● **Given data**:
** BEGIN **

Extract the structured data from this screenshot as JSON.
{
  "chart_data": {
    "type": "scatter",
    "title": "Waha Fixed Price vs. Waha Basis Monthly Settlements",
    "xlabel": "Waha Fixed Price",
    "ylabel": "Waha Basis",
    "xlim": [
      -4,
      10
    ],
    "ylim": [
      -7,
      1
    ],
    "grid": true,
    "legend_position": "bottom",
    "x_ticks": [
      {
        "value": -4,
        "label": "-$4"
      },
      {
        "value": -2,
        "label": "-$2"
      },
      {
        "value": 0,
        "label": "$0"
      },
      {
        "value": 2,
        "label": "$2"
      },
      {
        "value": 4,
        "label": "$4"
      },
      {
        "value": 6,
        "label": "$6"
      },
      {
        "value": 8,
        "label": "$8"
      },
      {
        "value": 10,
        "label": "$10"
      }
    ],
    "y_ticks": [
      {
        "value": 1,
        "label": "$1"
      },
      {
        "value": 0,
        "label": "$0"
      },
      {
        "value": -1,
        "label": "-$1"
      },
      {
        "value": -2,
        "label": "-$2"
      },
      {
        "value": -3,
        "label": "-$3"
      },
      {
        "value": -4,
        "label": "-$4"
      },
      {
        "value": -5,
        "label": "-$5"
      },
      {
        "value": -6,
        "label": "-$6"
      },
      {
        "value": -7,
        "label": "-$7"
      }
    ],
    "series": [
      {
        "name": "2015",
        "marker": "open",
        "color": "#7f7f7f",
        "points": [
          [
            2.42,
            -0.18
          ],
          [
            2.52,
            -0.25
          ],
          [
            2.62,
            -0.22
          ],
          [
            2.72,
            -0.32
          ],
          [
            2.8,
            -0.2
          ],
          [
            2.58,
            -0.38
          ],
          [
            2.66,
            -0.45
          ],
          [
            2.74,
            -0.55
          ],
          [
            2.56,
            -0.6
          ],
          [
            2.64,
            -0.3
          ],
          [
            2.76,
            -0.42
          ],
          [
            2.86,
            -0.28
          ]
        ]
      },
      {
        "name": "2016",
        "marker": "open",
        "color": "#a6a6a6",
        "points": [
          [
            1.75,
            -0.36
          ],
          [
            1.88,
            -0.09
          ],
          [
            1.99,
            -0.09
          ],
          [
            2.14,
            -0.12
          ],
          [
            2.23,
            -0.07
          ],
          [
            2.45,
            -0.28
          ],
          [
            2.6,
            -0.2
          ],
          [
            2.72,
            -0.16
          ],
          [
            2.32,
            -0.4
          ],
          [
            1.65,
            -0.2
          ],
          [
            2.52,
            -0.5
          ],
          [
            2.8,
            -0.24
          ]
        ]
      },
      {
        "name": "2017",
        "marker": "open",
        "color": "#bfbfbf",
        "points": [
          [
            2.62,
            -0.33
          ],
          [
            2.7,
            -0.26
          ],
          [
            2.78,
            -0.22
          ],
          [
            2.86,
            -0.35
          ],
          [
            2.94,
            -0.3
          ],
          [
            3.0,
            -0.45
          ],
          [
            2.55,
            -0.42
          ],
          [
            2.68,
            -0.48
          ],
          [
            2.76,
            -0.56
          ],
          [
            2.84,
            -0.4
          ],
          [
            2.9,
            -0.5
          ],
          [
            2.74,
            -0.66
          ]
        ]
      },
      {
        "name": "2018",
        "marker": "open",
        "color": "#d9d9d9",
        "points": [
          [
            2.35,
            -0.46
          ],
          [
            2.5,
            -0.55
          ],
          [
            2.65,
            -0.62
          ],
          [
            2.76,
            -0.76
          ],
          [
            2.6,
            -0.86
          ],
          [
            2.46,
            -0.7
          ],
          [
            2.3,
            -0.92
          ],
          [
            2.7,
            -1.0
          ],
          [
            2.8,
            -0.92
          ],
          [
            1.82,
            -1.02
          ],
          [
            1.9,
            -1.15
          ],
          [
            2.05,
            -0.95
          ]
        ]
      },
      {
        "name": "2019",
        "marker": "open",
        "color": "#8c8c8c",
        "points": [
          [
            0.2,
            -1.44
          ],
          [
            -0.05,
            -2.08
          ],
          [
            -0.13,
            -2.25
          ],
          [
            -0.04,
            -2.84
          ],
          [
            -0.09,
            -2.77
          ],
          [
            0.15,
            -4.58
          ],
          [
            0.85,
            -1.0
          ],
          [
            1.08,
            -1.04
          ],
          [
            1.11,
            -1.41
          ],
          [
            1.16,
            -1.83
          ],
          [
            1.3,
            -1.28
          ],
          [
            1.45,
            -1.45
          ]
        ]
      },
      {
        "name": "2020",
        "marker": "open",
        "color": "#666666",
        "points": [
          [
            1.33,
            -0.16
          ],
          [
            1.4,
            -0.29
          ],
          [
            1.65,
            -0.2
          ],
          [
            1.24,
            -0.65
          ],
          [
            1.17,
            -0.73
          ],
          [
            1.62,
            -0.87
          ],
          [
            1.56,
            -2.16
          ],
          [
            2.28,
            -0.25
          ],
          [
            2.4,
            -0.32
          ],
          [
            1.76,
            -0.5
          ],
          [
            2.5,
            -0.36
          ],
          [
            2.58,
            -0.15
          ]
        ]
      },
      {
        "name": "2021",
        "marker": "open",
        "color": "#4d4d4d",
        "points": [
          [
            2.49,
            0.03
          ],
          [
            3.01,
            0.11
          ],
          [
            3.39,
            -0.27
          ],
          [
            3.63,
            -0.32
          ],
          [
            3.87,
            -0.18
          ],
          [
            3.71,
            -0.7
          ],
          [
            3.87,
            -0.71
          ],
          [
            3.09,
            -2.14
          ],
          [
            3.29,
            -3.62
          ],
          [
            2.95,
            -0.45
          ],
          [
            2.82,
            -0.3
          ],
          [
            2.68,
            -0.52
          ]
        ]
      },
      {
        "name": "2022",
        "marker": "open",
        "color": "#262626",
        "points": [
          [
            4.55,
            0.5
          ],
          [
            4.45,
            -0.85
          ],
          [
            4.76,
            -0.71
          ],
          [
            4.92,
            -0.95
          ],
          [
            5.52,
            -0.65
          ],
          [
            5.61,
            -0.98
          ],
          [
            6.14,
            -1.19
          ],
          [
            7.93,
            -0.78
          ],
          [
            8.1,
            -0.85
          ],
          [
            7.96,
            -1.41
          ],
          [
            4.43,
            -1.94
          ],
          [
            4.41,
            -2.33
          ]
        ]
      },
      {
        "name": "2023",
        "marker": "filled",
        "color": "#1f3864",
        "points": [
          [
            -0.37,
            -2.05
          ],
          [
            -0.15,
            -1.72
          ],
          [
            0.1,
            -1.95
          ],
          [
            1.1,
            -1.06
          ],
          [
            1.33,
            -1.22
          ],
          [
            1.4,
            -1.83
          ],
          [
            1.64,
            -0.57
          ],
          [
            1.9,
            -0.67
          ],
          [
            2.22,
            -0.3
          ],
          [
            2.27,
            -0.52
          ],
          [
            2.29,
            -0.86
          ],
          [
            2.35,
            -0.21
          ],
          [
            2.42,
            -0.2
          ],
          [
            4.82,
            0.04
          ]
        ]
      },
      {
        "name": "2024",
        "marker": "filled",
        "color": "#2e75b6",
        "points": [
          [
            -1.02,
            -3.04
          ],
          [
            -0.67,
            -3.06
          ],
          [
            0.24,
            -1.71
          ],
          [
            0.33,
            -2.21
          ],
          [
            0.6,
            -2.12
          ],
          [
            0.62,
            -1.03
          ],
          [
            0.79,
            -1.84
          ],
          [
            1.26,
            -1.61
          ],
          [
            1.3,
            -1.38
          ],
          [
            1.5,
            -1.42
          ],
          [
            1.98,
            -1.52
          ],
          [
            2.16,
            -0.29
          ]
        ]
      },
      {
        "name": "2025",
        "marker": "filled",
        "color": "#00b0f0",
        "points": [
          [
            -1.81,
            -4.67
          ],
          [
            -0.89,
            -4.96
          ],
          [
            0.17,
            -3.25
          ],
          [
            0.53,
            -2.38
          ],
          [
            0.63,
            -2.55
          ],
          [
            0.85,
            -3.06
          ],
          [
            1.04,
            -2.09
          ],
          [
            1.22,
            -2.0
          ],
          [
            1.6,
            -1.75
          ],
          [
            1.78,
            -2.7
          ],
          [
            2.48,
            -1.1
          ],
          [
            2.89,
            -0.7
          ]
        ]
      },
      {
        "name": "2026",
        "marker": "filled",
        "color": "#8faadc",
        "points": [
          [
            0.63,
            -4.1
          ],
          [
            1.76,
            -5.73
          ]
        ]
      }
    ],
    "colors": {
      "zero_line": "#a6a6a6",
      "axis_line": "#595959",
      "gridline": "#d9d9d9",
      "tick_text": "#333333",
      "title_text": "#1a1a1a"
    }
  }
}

** END **

Go through the entries above and count the lines containing the word "Fixed"; give only that count.

2